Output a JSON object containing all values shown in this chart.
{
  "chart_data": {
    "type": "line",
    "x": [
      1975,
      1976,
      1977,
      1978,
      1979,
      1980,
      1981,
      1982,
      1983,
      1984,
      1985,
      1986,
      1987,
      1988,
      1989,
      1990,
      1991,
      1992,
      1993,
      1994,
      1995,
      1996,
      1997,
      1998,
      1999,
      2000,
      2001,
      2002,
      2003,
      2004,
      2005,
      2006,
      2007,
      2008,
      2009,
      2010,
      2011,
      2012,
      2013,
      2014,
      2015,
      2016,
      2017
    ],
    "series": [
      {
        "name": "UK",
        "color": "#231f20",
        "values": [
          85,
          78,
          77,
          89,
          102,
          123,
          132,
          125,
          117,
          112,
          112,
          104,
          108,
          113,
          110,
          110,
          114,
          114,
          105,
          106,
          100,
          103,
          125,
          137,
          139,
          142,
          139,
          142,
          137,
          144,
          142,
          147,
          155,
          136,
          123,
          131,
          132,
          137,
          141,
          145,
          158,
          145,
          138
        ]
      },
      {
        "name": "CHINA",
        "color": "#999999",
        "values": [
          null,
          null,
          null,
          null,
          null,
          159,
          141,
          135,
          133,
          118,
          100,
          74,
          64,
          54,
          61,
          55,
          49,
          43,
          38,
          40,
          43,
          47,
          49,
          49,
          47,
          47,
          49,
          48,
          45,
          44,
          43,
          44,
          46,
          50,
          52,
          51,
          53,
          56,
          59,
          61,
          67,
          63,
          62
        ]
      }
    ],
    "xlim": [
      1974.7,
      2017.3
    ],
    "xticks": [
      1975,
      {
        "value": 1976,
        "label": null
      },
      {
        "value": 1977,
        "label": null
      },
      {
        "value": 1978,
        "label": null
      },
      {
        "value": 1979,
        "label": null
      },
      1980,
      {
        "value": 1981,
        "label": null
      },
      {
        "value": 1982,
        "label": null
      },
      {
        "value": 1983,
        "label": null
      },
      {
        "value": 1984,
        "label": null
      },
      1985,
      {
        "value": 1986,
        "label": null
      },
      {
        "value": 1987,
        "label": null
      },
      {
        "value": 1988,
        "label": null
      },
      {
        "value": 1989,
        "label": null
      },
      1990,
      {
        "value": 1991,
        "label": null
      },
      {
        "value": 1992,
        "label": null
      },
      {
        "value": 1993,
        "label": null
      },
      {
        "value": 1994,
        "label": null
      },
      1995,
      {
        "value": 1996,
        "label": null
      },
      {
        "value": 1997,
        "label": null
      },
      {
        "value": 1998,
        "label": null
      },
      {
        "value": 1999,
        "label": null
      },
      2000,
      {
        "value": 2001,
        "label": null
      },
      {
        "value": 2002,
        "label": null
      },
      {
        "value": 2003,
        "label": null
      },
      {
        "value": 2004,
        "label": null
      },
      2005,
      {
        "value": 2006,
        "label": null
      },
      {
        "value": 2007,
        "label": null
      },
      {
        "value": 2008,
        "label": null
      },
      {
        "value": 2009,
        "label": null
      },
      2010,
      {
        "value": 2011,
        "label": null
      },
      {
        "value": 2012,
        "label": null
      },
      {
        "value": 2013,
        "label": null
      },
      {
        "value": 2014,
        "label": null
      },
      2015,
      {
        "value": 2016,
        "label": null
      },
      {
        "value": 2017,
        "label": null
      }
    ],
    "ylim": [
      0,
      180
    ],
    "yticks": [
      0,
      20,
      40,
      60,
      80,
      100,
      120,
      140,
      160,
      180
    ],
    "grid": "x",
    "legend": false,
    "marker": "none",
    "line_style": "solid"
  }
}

==============================

**GOAL OF THE EXERCISE**:
Using the listing above, retype each line exactly.

**SOLUTION**:
Output a JSON object containing all values shown in this chart.
{
  "chart_data": {
    "type": "line",
    "x": [
      1975,
      1976,
      1977,
      1978,
      1979,
      1980,
      1981,
      1982,
      1983,
      1984,
      1985,
      1986,
      1987,
      1988,
      1989,
      1990,
      1991,
      1992,
      1993,
      1994,
      1995,
      1996,
      1997,
      1998,
      1999,
      2000,
      2001,
      2002,
      2003,
      2004,
      2005,
      2006,
      2007,
      2008,
      2009,
      2010,
      2011,
      2012,
      2013,
      2014,
      2015,
      2016,
      2017
    ],
    "series": [
      {
        "name": "UK",
        "color": "#231f20",
        "values": [
          85,
          78,
          77,
          89,
          102,
          123,
          132,
          125,
          117,
          112,
          112,
          104,
          108,
          113,
          110,
          110,
          114,
          114,
          105,
          106,
          100,
          103,
          125,
          137,
          139,
          142,
          139,
          142,
          137,
          144,
          142,
          147,
          155,
          136,
          123,
          131,
          132,
          137,
          141,
          145,
          158,
          145,
          138
        ]
      },
      {
        "name": "CHINA",
        "color": "#999999",
        "values": [
          null,
          null,
          null,
          null,
          null,
          159,
          141,
          135,
          133,
          118,
          100,
          74,
          64,
          54,
          61,
          55,
          49,
          43,
          38,
          40,
          43,
          47,
          49,
          49,
          47,
          47,
          49,
          48,
          45,
          44,
          43,
          44,
          46,
          50,
          52,
          51,
          53,
          56,
          59,
          61,
          67,
          63,
          62
        ]
      }
    ],
    "xlim": [
      1974.7,
      2017.3
    ],
    "xticks": [
      1975,
      {
        "value": 1976,
        "label": null
      },
      {
        "value": 1977,
        "label": null
      },
      {
        "value": 1978,
        "label": null
      },
      {
        "value": 1979,
        "label": null
      },
      1980,
      {
        "value": 1981,
        "label": null
      },
      {
        "value": 1982,
        "label": null
      },
      {
        "value": 1983,
        "label": null
      },
      {
        "value": 1984,
        "label": null
      },
      1985,
      {
        "value": 1986,
        "label": null
      },
      {
        "value": 1987,
        "label": null
      },
      {
        "value": 1988,
        "label": null
      },
      {
        "value": 1989,
        "label": null
      },
      1990,
      {
        "value": 1991,
        "label": null
      },
      {
        "value": 1992,
        "label": null
      },
      {
        "value": 1993,
        "label": null
      },
      {
        "value": 1994,
        "label": null
      },
      1995,
      {
        "value": 1996,
        "label": null
      },
      {
        "value": 1997,
        "label": null
      },
      {
        "value": 1998,
        "label": null
      },
      {
        "value": 1999,
        "label": null
      },
      2000,
      {
        "value": 2001,
        "label": null
      },
      {
        "value": 2002,
        "label": null
      },
      {
        "value": 2003,
        "label": null
      },
      {
        "value": 2004,
        "label": null
      },
      2005,
      {
        "value": 2006,
        "label": null
      },
      {
        "value": 2007,
        "label": null
      },
      {
        "value": 2008,
        "label": null
      },
      {
        "value": 2009,
        "label": null
      },
      2010,
      {
        "value": 2011,
        "label": null
      },
      {
        "value": 2012,
        "label": null
      },
      {
        "value": 2013,
        "label": null
      },
      {
        "value": 2014,
        "label": null
      },
      2015,
      {
        "value": 2016,
        "label": null
      },
      {
        "value": 2017,
        "label": null
      }
    ],
    "ylim": [
      0,
      180
    ],
    "yticks": [
      0,
      20,
      40,
      60,
      80,
      100,
      120,
      140,
      160,
      180
    ],
    "grid": "x",
    "legend": false,
    "marker": "none",
    "line_style": "solid"
  }
}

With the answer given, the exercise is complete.